(Task prompt): All material below is to be reproduced exactly.

--- Start Extracted material ---

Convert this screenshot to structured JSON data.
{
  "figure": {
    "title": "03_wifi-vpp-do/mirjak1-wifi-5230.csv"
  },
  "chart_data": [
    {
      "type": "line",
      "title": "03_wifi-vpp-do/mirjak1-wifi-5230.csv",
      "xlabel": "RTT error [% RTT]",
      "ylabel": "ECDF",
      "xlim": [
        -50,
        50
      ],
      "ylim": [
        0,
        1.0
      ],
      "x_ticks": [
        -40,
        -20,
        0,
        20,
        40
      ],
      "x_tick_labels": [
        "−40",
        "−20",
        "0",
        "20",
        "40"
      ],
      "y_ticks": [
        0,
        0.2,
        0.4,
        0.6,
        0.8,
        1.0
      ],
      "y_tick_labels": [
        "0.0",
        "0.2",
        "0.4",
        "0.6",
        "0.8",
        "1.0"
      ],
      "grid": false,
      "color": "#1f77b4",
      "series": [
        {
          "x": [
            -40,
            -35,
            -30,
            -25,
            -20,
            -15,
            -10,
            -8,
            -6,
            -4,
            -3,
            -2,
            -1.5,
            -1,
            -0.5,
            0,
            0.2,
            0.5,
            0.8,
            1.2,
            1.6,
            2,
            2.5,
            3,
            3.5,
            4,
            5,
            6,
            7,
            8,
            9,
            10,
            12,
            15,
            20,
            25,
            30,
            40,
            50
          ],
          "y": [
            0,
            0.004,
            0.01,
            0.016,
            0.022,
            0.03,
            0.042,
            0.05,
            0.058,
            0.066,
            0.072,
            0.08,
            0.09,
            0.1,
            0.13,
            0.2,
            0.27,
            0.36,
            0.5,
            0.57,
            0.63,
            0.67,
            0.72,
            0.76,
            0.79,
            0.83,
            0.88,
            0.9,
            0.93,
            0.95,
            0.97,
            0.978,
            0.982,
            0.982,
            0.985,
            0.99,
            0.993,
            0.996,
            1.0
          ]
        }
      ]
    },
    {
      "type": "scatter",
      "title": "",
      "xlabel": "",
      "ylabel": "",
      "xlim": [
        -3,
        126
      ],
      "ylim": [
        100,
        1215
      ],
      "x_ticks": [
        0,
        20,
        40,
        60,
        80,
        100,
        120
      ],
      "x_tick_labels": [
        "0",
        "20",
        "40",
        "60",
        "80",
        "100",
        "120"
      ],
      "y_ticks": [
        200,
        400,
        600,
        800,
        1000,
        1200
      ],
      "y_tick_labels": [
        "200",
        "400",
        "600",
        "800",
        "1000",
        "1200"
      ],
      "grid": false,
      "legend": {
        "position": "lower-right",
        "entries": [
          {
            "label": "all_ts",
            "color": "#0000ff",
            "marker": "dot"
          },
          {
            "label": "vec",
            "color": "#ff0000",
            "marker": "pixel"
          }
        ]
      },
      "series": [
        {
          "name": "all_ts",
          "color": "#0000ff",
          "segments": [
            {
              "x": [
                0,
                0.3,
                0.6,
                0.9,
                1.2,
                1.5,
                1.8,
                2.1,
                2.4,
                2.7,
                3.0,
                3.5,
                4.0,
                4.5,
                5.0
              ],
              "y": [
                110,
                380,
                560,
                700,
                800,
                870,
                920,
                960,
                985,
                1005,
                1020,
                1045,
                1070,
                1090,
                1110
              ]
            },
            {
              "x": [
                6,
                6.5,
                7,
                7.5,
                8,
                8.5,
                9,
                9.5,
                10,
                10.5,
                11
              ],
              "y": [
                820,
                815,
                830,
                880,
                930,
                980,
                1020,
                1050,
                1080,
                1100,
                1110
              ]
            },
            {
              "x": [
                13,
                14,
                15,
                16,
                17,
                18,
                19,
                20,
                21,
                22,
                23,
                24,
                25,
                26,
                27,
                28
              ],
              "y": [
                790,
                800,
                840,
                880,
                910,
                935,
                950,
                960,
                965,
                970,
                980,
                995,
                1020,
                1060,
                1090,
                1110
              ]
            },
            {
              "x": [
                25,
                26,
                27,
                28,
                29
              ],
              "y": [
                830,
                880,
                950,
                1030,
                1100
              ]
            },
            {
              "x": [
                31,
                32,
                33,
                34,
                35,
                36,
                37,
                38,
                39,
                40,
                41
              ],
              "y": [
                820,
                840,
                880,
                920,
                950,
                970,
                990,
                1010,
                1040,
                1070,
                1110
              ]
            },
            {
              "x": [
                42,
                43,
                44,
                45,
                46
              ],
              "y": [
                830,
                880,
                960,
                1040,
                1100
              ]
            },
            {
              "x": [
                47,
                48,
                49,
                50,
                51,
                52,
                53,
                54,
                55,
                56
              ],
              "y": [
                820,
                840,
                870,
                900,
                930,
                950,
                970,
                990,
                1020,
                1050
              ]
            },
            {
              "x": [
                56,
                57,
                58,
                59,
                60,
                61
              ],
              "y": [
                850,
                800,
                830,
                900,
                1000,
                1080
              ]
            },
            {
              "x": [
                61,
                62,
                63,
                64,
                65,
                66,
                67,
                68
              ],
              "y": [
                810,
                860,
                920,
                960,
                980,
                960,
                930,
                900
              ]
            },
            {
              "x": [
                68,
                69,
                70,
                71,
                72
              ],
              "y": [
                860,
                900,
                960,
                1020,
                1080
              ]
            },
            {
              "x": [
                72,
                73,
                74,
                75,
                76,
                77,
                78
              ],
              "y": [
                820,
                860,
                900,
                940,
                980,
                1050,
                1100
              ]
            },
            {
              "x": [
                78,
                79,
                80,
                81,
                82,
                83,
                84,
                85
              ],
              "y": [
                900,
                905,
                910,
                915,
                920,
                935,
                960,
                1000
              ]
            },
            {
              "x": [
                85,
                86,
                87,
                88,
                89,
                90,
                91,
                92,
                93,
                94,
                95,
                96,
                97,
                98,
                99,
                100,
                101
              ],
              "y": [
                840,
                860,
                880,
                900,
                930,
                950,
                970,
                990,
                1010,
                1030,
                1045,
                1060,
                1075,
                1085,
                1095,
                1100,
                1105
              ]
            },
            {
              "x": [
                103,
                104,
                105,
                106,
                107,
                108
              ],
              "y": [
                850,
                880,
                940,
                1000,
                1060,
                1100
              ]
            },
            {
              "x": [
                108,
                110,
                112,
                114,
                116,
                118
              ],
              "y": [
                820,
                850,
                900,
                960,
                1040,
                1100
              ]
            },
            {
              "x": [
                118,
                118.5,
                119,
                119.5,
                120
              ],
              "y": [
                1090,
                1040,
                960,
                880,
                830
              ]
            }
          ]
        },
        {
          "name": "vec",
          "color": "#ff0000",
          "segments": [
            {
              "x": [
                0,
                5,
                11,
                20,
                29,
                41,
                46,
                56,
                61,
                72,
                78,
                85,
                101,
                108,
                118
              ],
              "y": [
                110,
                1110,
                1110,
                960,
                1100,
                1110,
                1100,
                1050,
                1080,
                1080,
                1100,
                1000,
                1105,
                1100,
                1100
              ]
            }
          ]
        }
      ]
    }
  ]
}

--- End Extracted material ---

(Result for this task):
Convert this screenshot to structured JSON data.
{
  "figure": {
    "title": "03_wifi-vpp-do/mirjak1-wifi-5230.csv"
  },
  "chart_data": [
    {
      "type": "line",
      "title": "03_wifi-vpp-do/mirjak1-wifi-5230.csv",
      "xlabel": "RTT error [% RTT]",
      "ylabel": "ECDF",
      "xlim": [
        -50,
        50
      ],
      "ylim": [
        0,
        1.0
      ],
      "x_ticks": [
        -40,
        -20,
        0,
        20,
        40
      ],
      "x_tick_labels": [
        "−40",
        "−20",
        "0",
        "20",
        "40"
      ],
      "y_ticks": [
        0,
        0.2,
        0.4,
        0.6,
        0.8,
        1.0
      ],
      "y_tick_labels": [
        "0.0",
        "0.2",
        "0.4",
        "0.6",
        "0.8",
        "1.0"
      ],
      "grid": false,
      "color": "#1f77b4",
      "series": [
        {
          "x": [
            -40,
            -35,
            -30,
            -25,
            -20,
            -15,
            -10,
            -8,
            -6,
            -4,
            -3,
            -2,
            -1.5,
            -1,
            -0.5,
            0,
            0.2,
            0.5,
            0.8,
            1.2,
            1.6,
            2,
            2.5,
            3,
            3.5,
            4,
            5,
            6,
            7,
            8,
            9,
            10,
            12,
            15,
            20,
            25,
            30,
            40,
            50
          ],
          "y": [
            0,
            0.004,
            0.01,
            0.016,
            0.022,
            0.03,
            0.042,
            0.05,
            0.058,
            0.066,
            0.072,
            0.08,
            0.09,
            0.1,
            0.13,
            0.2,
            0.27,
            0.36,
            0.5,
            0.57,
            0.63,
            0.67,
            0.72,
            0.76,
            0.79,
            0.83,
            0.88,
            0.9,
            0.93,
            0.95,
            0.97,
            0.978,
            0.982,
            0.982,
            0.985,
            0.99,
            0.993,
            0.996,
            1.0
          ]
        }
      ]
    },
    {
      "type": "scatter",
      "title": "",
      "xlabel": "",
      "ylabel": "",
      "xlim": [
        -3,
        126
      ],
      "ylim": [
        100,
        1215
      ],
      "x_ticks": [
        0,
        20,
        40,
        60,
        80,
        100,
        120
      ],
      "x_tick_labels": [
        "0",
        "20",
        "40",
        "60",
        "80",
        "100",
        "120"
      ],
      "y_ticks": [
        200,
        400,
        600,
        800,
        1000,
        1200
      ],
      "y_tick_labels": [
        "200",
        "400",
        "600",
        "800",
        "1000",
        "1200"
      ],
      "grid": false,
      "legend": {
        "position": "lower-right",
        "entries": [
          {
            "label": "all_ts",
            "color": "#0000ff",
            "marker": "dot"
          },
          {
            "label": "vec",
            "color": "#ff0000",
            "marker": "pixel"
          }
        ]
      },
      "series": [
        {
          "name": "all_ts",
          "color": "#0000ff",
          "segments": [
            {
              "x": [
                0,
                0.3,
                0.6,
                0.9,
                1.2,
                1.5,
                1.8,
                2.1,
                2.4,
                2.7,
                3.0,
                3.5,
                4.0,
                4.5,
                5.0
              ],
              "y": [
                110,
                380,
                560,
                700,
                800,
                870,
                920,
                960,
                985,
                1005,
                1020,
                1045,
                1070,
                1090,
                1110
              ]
            },
            {
              "x": [
                6,
                6.5,
                7,
                7.5,
                8,
                8.5,
                9,
                9.5,
                10,
                10.5,
                11
              ],
              "y": [
                820,
                815,
                830,
                880,
                930,
                980,
                1020,
                1050,
                1080,
                1100,
                1110
              ]
            },
            {
              "x": [
                13,
                14,
                15,
                16,
                17,
                18,
                19,
                20,
                21,
                22,
                23,
                24,
                25,
                26,
                27,
                28
              ],
              "y": [
                790,
                800,
                840,
                880,
                910,
                935,
                950,
                960,
                965,
                970,
                980,
                995,
                1020,
                1060,
                1090,
                1110
              ]
            },
            {
              "x": [
                25,
                26,
                27,
                28,
                29
              ],
              "y": [
                830,
                880,
                950,
                1030,
                1100
              ]
            },
            {
              "x": [
                31,
                32,
                33,
                34,
                35,
                36,
                37,
                38,
                39,
                40,
                41
              ],
              "y": [
                820,
                840,
                880,
                920,
                950,
                970,
                990,
                1010,
                1040,
                1070,
                1110
              ]
            },
            {
              "x": [
                42,
                43,
                44,
                45,
                46
              ],
              "y": [
                830,
                880,
                960,
                1040,
                1100
              ]
            },
            {
              "x": [
                47,
                48,
                49,
                50,
                51,
                52,
                53,
                54,
                55,
                56
              ],
              "y": [
                820,
                840,
                870,
                900,
                930,
                950,
                970,
                990,
                1020,
                1050
              ]
            },
            {
              "x": [
                56,
                57,
                58,
                59,
                60,
                61
              ],
              "y": [
                850,
                800,
                830,
                900,
                1000,
                1080
              ]
            },
            {
              "x": [
                61,
                62,
                63,
                64,
                65,
                66,
                67,
                68
              ],
              "y": [
                810,
                860,
                920,
                960,
                980,
                960,
                930,
                900
              ]
            },
            {
              "x": [
                68,
                69,
                70,
                71,
                72
              ],
              "y": [
                860,
                900,
                960,
                1020,
                1080
              ]
            },
            {
              "x": [
                72,
                73,
                74,
                75,
                76,
                77,
                78
              ],
              "y": [
                820,
                860,
                900,
                940,
                980,
                1050,
                1100
              ]
            },
            {
              "x": [
                78,
                79,
                80,
                81,
                82,
                83,
                84,
                85
              ],
              "y": [
                900,
                905,
                910,
                915,
                920,
                935,
                960,
                1000
              ]
            },
            {
              "x": [
                85,
                86,
                87,
                88,
                89,
                90,
                91,
                92,
                93,
                94,
                95,
                96,
                97,
                98,
                99,
                100,
                101
              ],
              "y": [
                840,
                860,
                880,
                900,
                930,
                950,
                970,
                990,
                1010,
                1030,
                1045,
                1060,
                1075,
                1085,
                1095,
                1100,
                1105
              ]
            },
            {
              "x": [
                103,
                104,
                105,
                106,
                107,
                108
              ],
              "y": [
                850,
                880,
                940,
                1000,
                1060,
                1100
              ]
            },
            {
              "x": [
                108,
                110,
                112,
                114,
                116,
                118
              ],
              "y": [
                820,
                850,
                900,
                960,
                1040,
                1100
              ]
            },
            {
              "x": [
                118,
                118.5,
                119,
                119.5,
                120
              ],
              "y": [
                1090,
                1040,
                960,
                880,
                830
              ]
            }
          ]
        },
        {
          "name": "vec",
          "color": "#ff0000",
          "segments": [
            {
              "x": [
                0,
                5,
                11,
                20,
                29,
                41,
                46,
                56,
                61,
                72,
                78,
                85,
                101,
                108,
                118
              ],
              "y": [
                110,
                1110,
                1110,
                960,
                1100,
                1110,
                1100,
                1050,
                1080,
                1080,
                1100,
                1000,
                1105,
                1100,
                1100
              ]
            }
          ]
        }
      ]
    }
  ]
}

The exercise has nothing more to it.